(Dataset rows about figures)
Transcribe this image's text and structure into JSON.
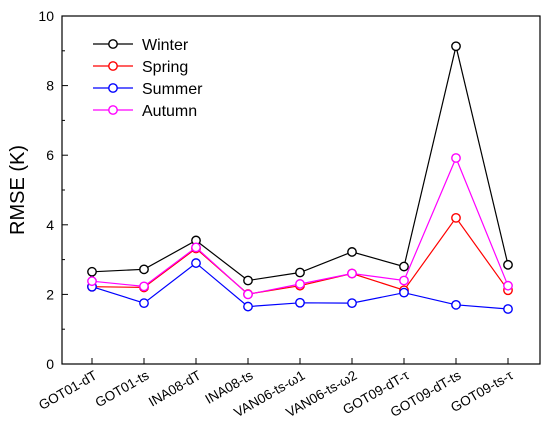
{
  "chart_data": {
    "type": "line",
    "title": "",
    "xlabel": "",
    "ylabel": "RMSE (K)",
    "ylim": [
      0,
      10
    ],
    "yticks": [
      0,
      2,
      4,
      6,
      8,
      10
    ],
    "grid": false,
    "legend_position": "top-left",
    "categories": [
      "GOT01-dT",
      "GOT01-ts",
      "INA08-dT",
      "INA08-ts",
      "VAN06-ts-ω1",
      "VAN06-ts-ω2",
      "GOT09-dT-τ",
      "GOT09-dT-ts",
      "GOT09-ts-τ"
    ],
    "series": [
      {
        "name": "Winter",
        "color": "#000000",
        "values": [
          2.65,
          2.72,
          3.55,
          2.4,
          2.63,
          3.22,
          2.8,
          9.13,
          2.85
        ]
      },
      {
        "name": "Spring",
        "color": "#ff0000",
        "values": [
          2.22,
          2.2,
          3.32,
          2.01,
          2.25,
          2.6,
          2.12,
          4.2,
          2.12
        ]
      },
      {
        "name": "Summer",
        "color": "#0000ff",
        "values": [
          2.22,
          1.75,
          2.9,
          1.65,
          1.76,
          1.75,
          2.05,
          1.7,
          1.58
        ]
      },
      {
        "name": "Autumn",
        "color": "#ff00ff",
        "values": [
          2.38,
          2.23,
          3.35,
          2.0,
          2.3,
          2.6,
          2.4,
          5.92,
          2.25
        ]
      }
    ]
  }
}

* * *

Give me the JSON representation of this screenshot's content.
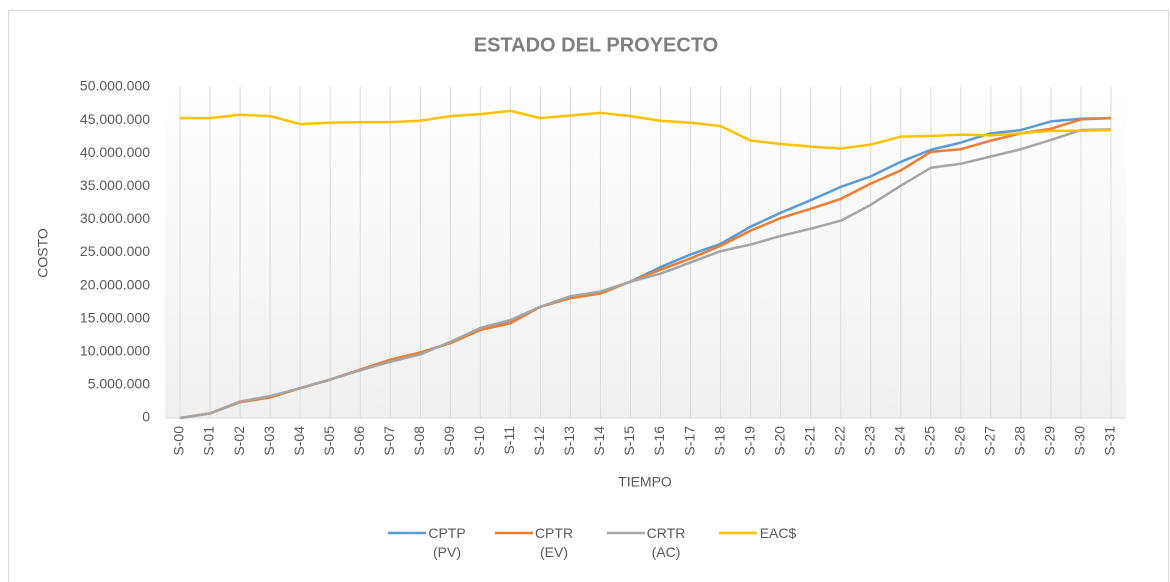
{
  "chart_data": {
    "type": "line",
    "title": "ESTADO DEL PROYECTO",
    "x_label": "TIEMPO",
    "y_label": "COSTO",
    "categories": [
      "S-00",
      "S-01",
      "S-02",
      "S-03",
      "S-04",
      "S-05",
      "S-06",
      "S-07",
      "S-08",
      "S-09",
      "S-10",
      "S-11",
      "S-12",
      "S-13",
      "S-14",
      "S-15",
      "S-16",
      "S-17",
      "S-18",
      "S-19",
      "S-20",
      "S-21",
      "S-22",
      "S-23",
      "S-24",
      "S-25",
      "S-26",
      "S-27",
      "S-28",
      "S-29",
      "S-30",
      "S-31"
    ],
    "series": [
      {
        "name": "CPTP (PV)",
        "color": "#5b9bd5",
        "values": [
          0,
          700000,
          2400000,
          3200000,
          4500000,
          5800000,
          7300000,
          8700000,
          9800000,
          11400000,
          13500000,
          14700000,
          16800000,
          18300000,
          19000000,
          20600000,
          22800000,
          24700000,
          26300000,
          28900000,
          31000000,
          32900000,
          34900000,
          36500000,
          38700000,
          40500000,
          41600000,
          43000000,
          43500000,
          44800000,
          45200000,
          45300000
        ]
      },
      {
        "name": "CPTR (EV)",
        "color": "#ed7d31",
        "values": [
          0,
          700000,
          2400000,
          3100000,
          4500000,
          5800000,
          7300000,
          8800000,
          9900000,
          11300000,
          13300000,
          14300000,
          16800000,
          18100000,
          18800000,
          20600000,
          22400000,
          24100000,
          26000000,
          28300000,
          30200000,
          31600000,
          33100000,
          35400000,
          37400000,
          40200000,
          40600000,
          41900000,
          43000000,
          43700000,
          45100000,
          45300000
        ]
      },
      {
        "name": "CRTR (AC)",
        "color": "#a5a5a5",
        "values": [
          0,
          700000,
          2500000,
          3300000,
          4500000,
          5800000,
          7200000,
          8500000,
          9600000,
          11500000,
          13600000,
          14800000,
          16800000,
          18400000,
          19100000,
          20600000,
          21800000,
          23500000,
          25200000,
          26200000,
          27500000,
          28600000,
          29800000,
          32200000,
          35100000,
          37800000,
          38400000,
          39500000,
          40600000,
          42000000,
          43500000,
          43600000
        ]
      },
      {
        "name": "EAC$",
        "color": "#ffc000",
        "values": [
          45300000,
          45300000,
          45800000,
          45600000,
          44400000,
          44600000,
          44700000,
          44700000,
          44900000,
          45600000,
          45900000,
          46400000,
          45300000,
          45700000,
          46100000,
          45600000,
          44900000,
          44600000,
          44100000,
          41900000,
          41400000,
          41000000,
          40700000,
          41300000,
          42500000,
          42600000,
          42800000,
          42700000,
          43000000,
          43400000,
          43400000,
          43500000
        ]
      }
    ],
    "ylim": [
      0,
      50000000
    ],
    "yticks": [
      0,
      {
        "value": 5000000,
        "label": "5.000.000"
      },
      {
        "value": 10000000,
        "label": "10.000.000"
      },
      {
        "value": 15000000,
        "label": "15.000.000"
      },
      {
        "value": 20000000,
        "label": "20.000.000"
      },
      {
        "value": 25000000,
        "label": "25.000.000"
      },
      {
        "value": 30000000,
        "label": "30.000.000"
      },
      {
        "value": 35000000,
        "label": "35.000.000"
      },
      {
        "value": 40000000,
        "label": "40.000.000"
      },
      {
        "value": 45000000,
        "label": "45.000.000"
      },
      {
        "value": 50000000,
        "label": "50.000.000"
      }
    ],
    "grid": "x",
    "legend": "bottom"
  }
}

**Task goal**.
Return all lines containing the word "this".

**Response to the task**.
Transcribe this image's text and structure into JSON.
Give me the JSON representation of this screenshot's content.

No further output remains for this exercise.